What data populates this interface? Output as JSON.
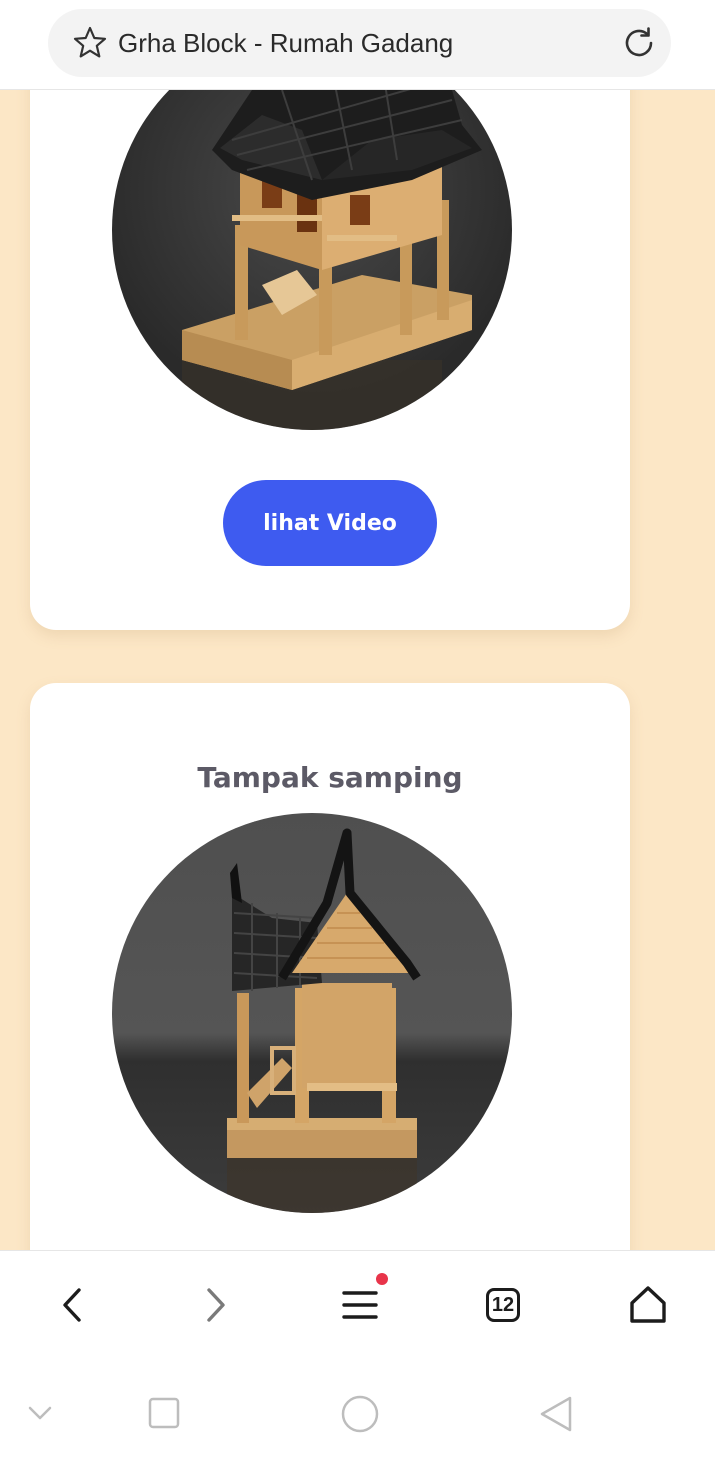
{
  "browser": {
    "page_title": "Grha Block - Rumah Gadang",
    "tab_count": "12"
  },
  "cards": [
    {
      "button_label": "lihat Video"
    },
    {
      "title": "Tampak samping"
    }
  ],
  "colors": {
    "page_bg": "#fce7c6",
    "button": "#3e5bf0",
    "notification_dot": "#e8344a"
  },
  "icons": {
    "url_left": "star-icon",
    "url_right": "reload-icon",
    "nav": [
      "back-icon",
      "forward-icon",
      "menu-icon",
      "tabs-icon",
      "home-icon"
    ],
    "system": [
      "collapse-icon",
      "recents-icon",
      "home-circle-icon",
      "back-triangle-icon"
    ]
  }
}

> [Exercise task]: Quote the material exactly. Pictures stay out.

> [Full output]:
What data populates this interface? Output as JSON.
{
  "browser": {
    "page_title": "Grha Block - Rumah Gadang",
    "tab_count": "12"
  },
  "cards": [
    {
      "button_label": "lihat Video"
    },
    {
      "title": "Tampak samping"
    }
  ],
  "colors": {
    "page_bg": "#fce7c6",
    "button": "#3e5bf0",
    "notification_dot": "#e8344a"
  },
  "icons": {
    "url_left": "star-icon",
    "url_right": "reload-icon",
    "nav": [
      "back-icon",
      "forward-icon",
      "menu-icon",
      "tabs-icon",
      "home-icon"
    ],
    "system": [
      "collapse-icon",
      "recents-icon",
      "home-circle-icon",
      "back-triangle-icon"
    ]
  }
}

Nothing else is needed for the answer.